» **Problem**
Scan the entries below. Return every line that includes "malicious".

» **Supplied records**
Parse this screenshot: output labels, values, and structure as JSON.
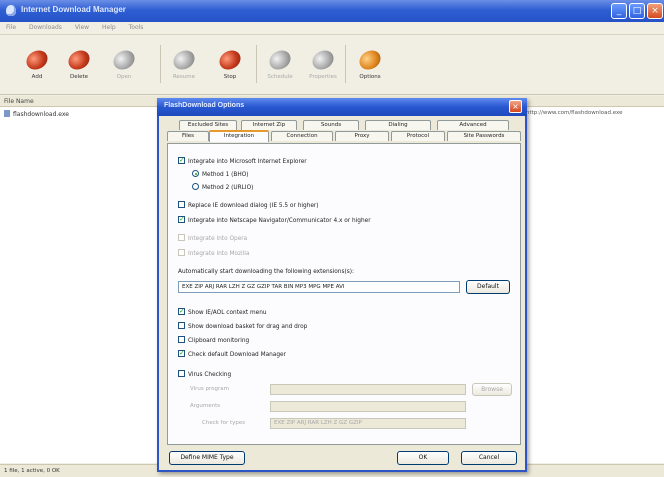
{
  "app": {
    "title": "Internet Download Manager",
    "menu": [
      "File",
      "Downloads",
      "View",
      "Help",
      "Tools"
    ],
    "window_buttons": {
      "minimize": "_",
      "maximize": "□",
      "close": "×"
    }
  },
  "toolbar": {
    "items": [
      {
        "label": "Add",
        "icon": "add-egg-icon",
        "color": "red",
        "enabled": true
      },
      {
        "label": "Delete",
        "icon": "delete-egg-icon",
        "color": "red",
        "enabled": true
      },
      {
        "label": "Open",
        "icon": "open-egg-icon",
        "color": "gray",
        "enabled": false
      },
      {
        "label": "Resume",
        "icon": "resume-egg-icon",
        "color": "gray",
        "enabled": false
      },
      {
        "label": "Stop",
        "icon": "stop-egg-icon",
        "color": "red",
        "enabled": true
      },
      {
        "label": "Schedule",
        "icon": "schedule-egg-icon",
        "color": "gray",
        "enabled": false
      },
      {
        "label": "Properties",
        "icon": "properties-egg-icon",
        "color": "gray",
        "enabled": false
      },
      {
        "label": "Options",
        "icon": "options-egg-icon",
        "color": "orange",
        "enabled": true
      }
    ]
  },
  "list": {
    "column_header": "File Name",
    "rows": [
      {
        "name": "flashdownload.exe"
      }
    ],
    "right_path": "http://www.com/flashdownload.exe"
  },
  "status": {
    "text": "1 file, 1 active, 0 OK"
  },
  "dialog": {
    "title": "FlashDownload Options",
    "tabs_row1": [
      "Excluded Sites",
      "Internet Zip",
      "Sounds",
      "Dialing",
      "Advanced"
    ],
    "tabs_row2": [
      "Files",
      "Integration",
      "Connection",
      "Proxy",
      "Protocol",
      "Site Passwords"
    ],
    "active_tab": "Integration",
    "options": [
      {
        "label": "Integrate into Microsoft Internet Explorer",
        "checked": true,
        "type": "checkbox",
        "enabled": true
      },
      {
        "label": "Method 1 (BHO)",
        "type": "radio",
        "selected": true
      },
      {
        "label": "Method 2 (URLIO)",
        "type": "radio",
        "selected": false
      },
      {
        "label": "Replace IE download dialog (IE 5.5 or higher)",
        "checked": false,
        "type": "checkbox",
        "enabled": true
      },
      {
        "label": "Integrate into Netscape Navigator/Communicator 4.x or higher",
        "checked": true,
        "type": "checkbox",
        "enabled": true
      },
      {
        "label": "Integrate into Opera",
        "checked": false,
        "type": "checkbox",
        "enabled": false
      },
      {
        "label": "Integrate into Mozilla",
        "checked": false,
        "type": "checkbox",
        "enabled": false
      }
    ],
    "extensions_label": "Automatically start downloading the following extensions(s):",
    "extensions_value": "EXE ZIP ARJ RAR LZH Z GZ GZIP TAR BIN MP3 MPG MPE AVI",
    "default_button": "Default",
    "options2": [
      {
        "label": "Show IE/AOL context menu",
        "checked": true,
        "enabled": true
      },
      {
        "label": "Show download basket for drag and drop",
        "checked": false,
        "enabled": true
      },
      {
        "label": "Clipboard monitoring",
        "checked": false,
        "enabled": true
      },
      {
        "label": "Check default Download Manager",
        "checked": true,
        "enabled": true
      }
    ],
    "group": {
      "title": "Virus Checking",
      "checked": false,
      "fields": [
        "Virus program",
        "Arguments",
        "Check for types"
      ],
      "field_values": [
        "",
        "",
        "EXE ZIP ARJ RAR LZH Z GZ GZIP"
      ],
      "browse_label": "Browse"
    },
    "footer": {
      "mime_button": "Define MIME Type",
      "ok_button": "OK",
      "cancel_button": "Cancel"
    }
  }
}
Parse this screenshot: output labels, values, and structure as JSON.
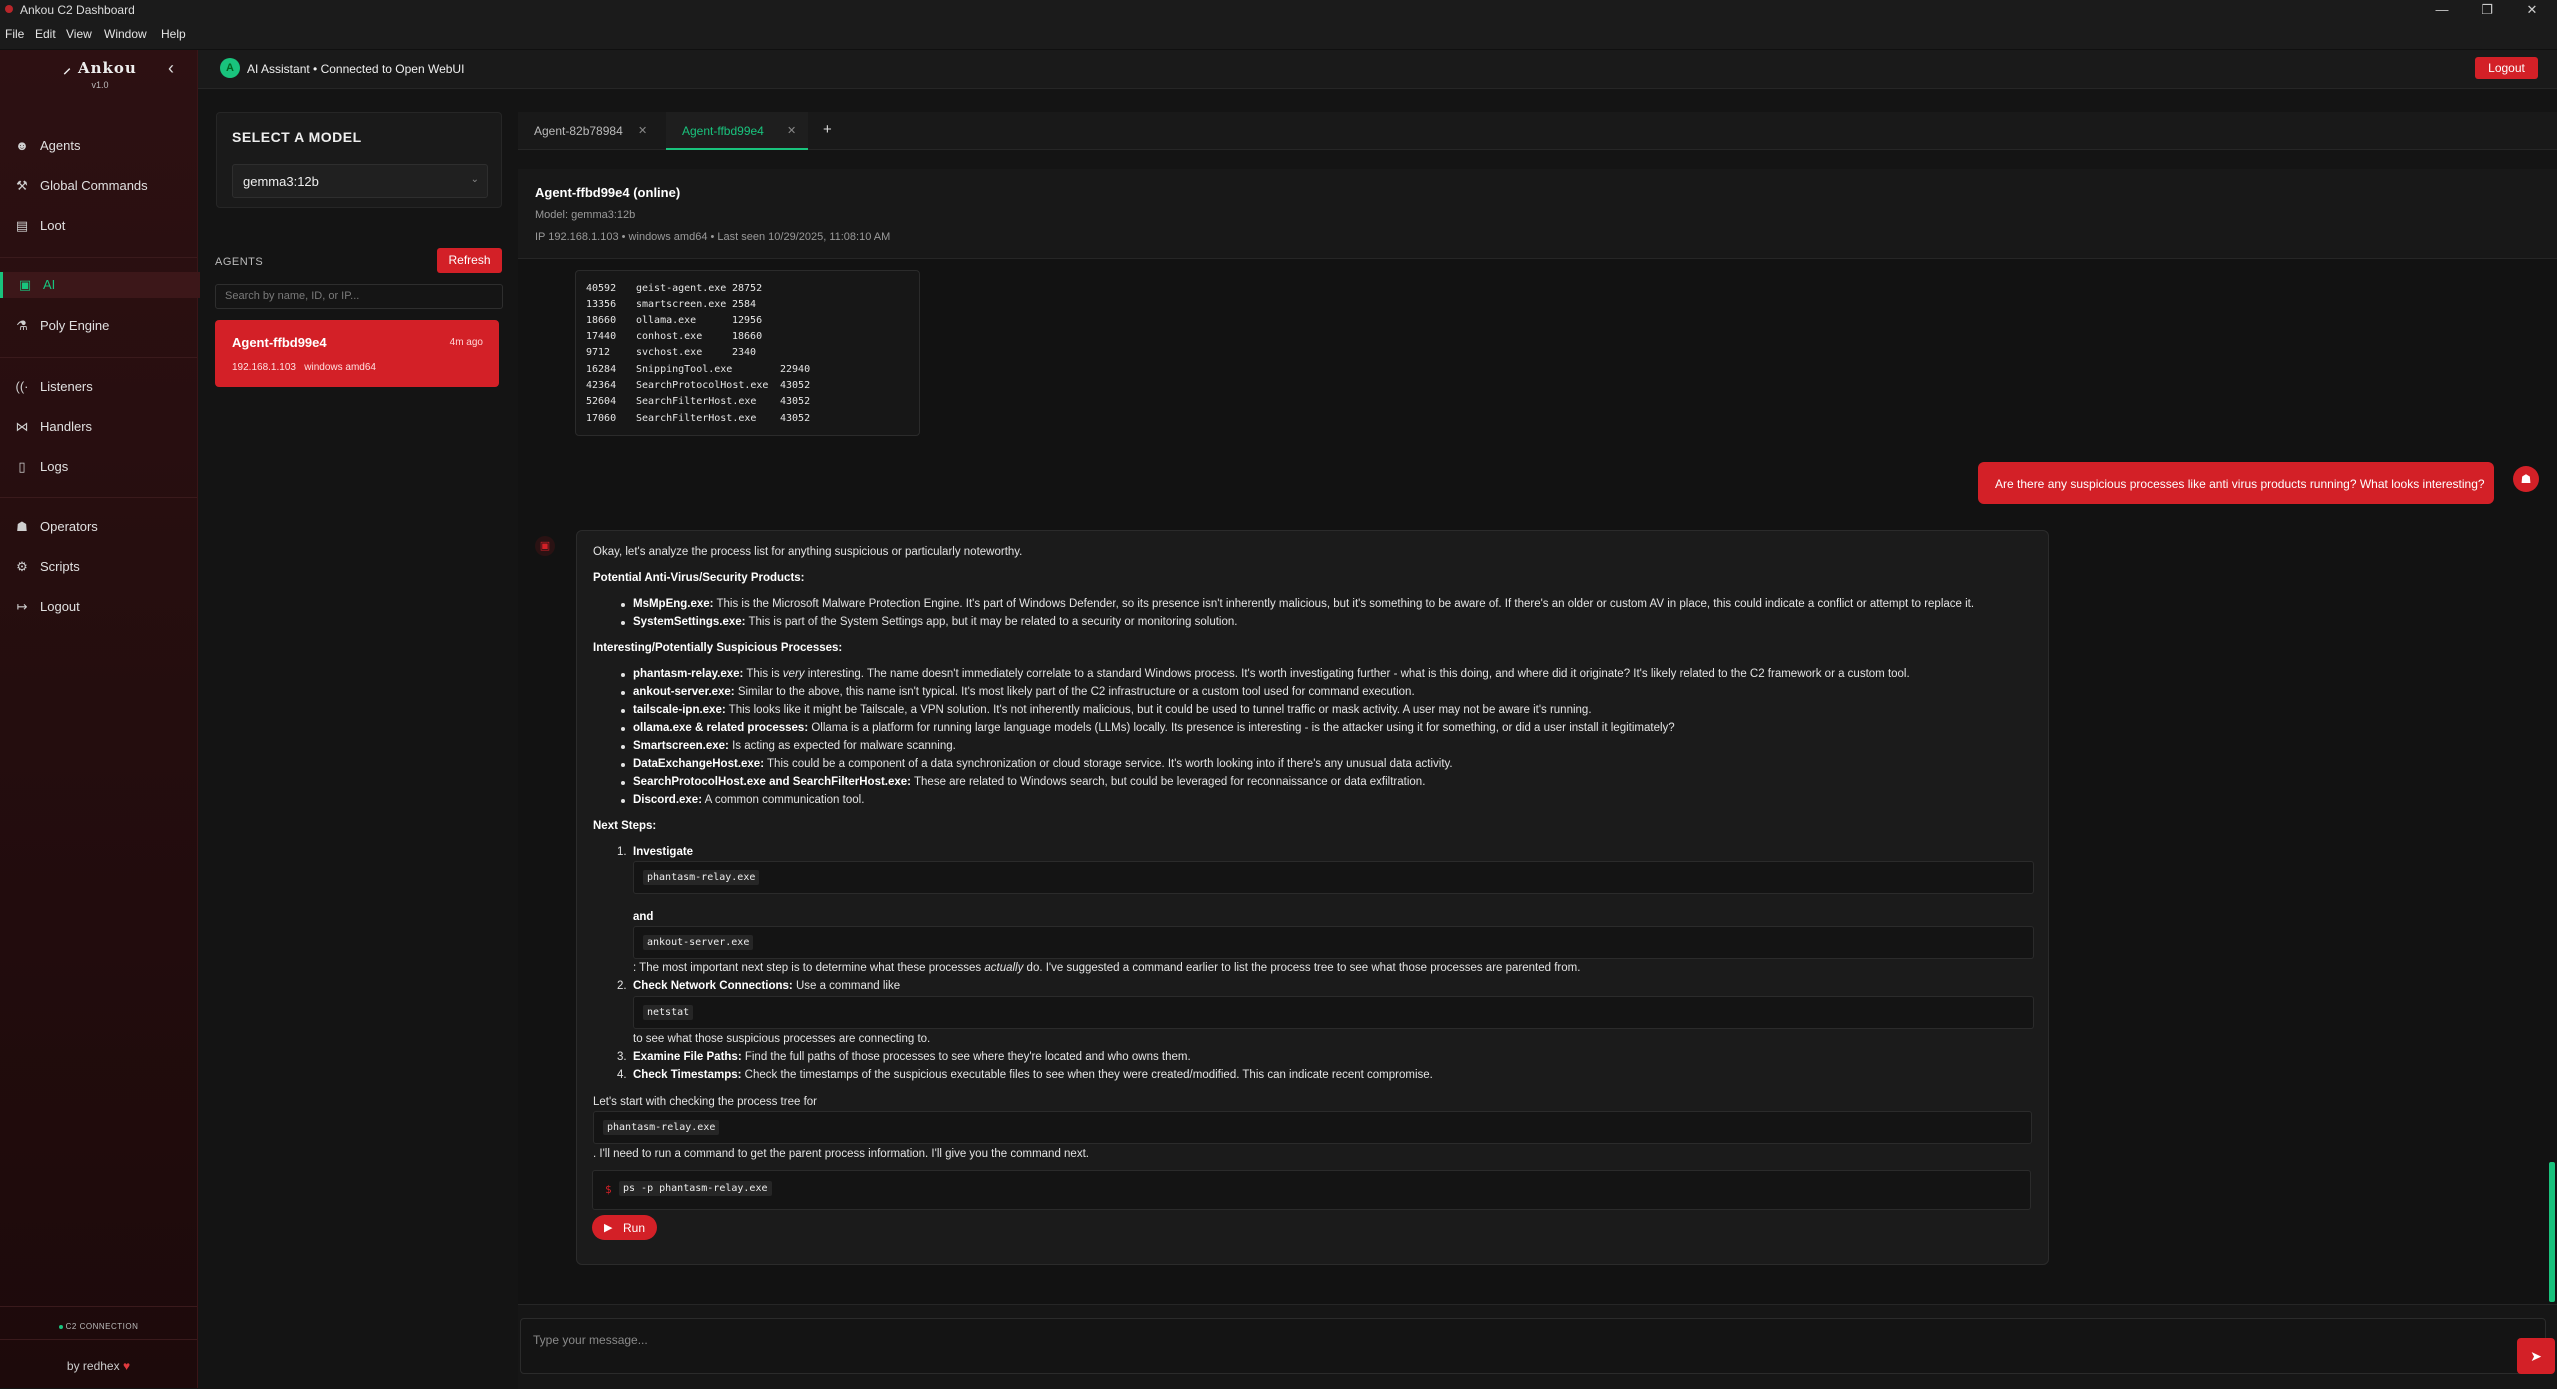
{
  "window": {
    "title": "Ankou C2 Dashboard",
    "minimize": "—",
    "maximize": "❐",
    "close": "✕"
  },
  "menu": [
    "File",
    "Edit",
    "View",
    "Window",
    "Help"
  ],
  "sidebar": {
    "logo": "Ankou",
    "version": "v1.0",
    "items": [
      {
        "label": "Agents",
        "icon": "agents-icon"
      },
      {
        "label": "Global Commands",
        "icon": "globe-icon"
      },
      {
        "label": "Loot",
        "icon": "loot-icon"
      },
      {
        "label": "AI",
        "icon": "ai-icon"
      },
      {
        "label": "Poly Engine",
        "icon": "poly-icon"
      },
      {
        "label": "Listeners",
        "icon": "listeners-icon"
      },
      {
        "label": "Handlers",
        "icon": "handlers-icon"
      },
      {
        "label": "Logs",
        "icon": "logs-icon"
      },
      {
        "label": "Operators",
        "icon": "operators-icon"
      },
      {
        "label": "Scripts",
        "icon": "scripts-icon"
      },
      {
        "label": "Logout",
        "icon": "logout-icon"
      }
    ],
    "active": "AI",
    "connection": "C2 CONNECTION",
    "byline": "by redhex"
  },
  "topbar": {
    "title": "AI Assistant • Connected to Open WebUI",
    "logout": "Logout"
  },
  "model_panel": {
    "heading": "SELECT A MODEL",
    "selected": "gemma3:12b"
  },
  "agents_panel": {
    "heading": "AGENTS",
    "refresh": "Refresh",
    "search_placeholder": "Search by name, ID, or IP...",
    "agent": {
      "name": "Agent-ffbd99e4",
      "time": "4m ago",
      "meta": "192.168.1.103   windows amd64"
    }
  },
  "tabs": [
    {
      "label": "Agent-82b78984",
      "active": false
    },
    {
      "label": "Agent-ffbd99e4",
      "active": true
    }
  ],
  "tab_add": "+",
  "agent_header": {
    "name": "Agent-ffbd99e4 (online)",
    "model": "Model: gemma3:12b",
    "info": "IP 192.168.1.103 • windows amd64 • Last seen 10/29/2025, 11:08:10 AM"
  },
  "process_rows": [
    [
      "40592",
      "geist-agent.exe",
      "28752"
    ],
    [
      "13356",
      "smartscreen.exe",
      "2584"
    ],
    [
      "18660",
      "ollama.exe",
      "12956"
    ],
    [
      "17440",
      "conhost.exe",
      "18660"
    ],
    [
      "9712",
      "svchost.exe",
      "2340"
    ],
    [
      "16284",
      "SnippingTool.exe",
      "22940"
    ],
    [
      "42364",
      "SearchProtocolHost.exe",
      "43052"
    ],
    [
      "52604",
      "SearchFilterHost.exe",
      "43052"
    ],
    [
      "17060",
      "SearchFilterHost.exe",
      "43052"
    ]
  ],
  "user_message": "Are there any suspicious processes like anti virus products running? What looks interesting?",
  "ai": {
    "intro": "Okay, let's analyze the process list for anything suspicious or particularly noteworthy.",
    "av_heading": "Potential Anti-Virus/Security Products:",
    "av_items": [
      {
        "name": "MsMpEng.exe:",
        "text": " This is the Microsoft Malware Protection Engine. It's part of Windows Defender, so its presence isn't inherently malicious, but it's something to be aware of. If there's an older or custom AV in place, this could indicate a conflict or attempt to replace it."
      },
      {
        "name": "SystemSettings.exe:",
        "text": " This is part of the System Settings app, but it may be related to a security or monitoring solution."
      }
    ],
    "int_heading": "Interesting/Potentially Suspicious Processes:",
    "int_items": [
      {
        "name": "phantasm-relay.exe:",
        "pre": " This is ",
        "em": "very",
        "text": " interesting. The name doesn't immediately correlate to a standard Windows process. It's worth investigating further - what is this doing, and where did it originate? It's likely related to the C2 framework or a custom tool."
      },
      {
        "name": "ankout-server.exe:",
        "text": " Similar to the above, this name isn't typical. It's most likely part of the C2 infrastructure or a custom tool used for command execution."
      },
      {
        "name": "tailscale-ipn.exe:",
        "text": " This looks like it might be Tailscale, a VPN solution. It's not inherently malicious, but it could be used to tunnel traffic or mask activity. A user may not be aware it's running."
      },
      {
        "name": "ollama.exe & related processes:",
        "text": " Ollama is a platform for running large language models (LLMs) locally. Its presence is interesting - is the attacker using it for something, or did a user install it legitimately?"
      },
      {
        "name": "Smartscreen.exe:",
        "text": " Is acting as expected for malware scanning."
      },
      {
        "name": "DataExchangeHost.exe:",
        "text": " This could be a component of a data synchronization or cloud storage service. It's worth looking into if there's any unusual data activity."
      },
      {
        "name": "SearchProtocolHost.exe and SearchFilterHost.exe:",
        "text": " These are related to Windows search, but could be leveraged for reconnaissance or data exfiltration."
      },
      {
        "name": "Discord.exe:",
        "text": " A common communication tool."
      }
    ],
    "next_heading": "Next Steps:",
    "step1_num": "1.",
    "step1_title": "Investigate",
    "step1_code1": "phantasm-relay.exe",
    "step1_and": "and",
    "step1_code2": "ankout-server.exe",
    "step1_pre": ": The most important next step is to determine what these processes ",
    "step1_em": "actually",
    "step1_post": " do. I've suggested a command earlier to list the process tree to see what those processes are parented from.",
    "step2_num": "2.",
    "step2_title": "Check Network Connections:",
    "step2_text": " Use a command like",
    "step2_code": "netstat",
    "step2_after": "to see what those suspicious processes are connecting to.",
    "step3_num": "3.",
    "step3_title": "Examine File Paths:",
    "step3_text": " Find the full paths of those processes to see where they're located and who owns them.",
    "step4_num": "4.",
    "step4_title": "Check Timestamps:",
    "step4_text": " Check the timestamps of the suspicious executable files to see when they were created/modified. This can indicate recent compromise.",
    "start_text": "Let's start with checking the process tree for",
    "start_code": "phantasm-relay.exe",
    "end_text": ". I'll need to run a command to get the parent process information. I'll give you the command next.",
    "prompt_symbol": "$",
    "command": "ps -p phantasm-relay.exe",
    "run_label": "Run"
  },
  "input": {
    "placeholder": "Type your message..."
  },
  "colors": {
    "accent_red": "#d32027",
    "accent_green": "#19c37d",
    "sidebar_bg": "#2d1012"
  }
}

» **Task result**
        "text": " This is the Microsoft Malware Protection Engine. It's part of Windows Defender, so its presence isn't inherently malicious, but it's something to be aware of. If there's an older or custom AV in place, this could indicate a conflict or attempt to replace it."
        "text": " This looks like it might be Tailscale, a VPN solution. It's not inherently malicious, but it could be used to tunnel traffic or mask activity. A user may not be aware it's running."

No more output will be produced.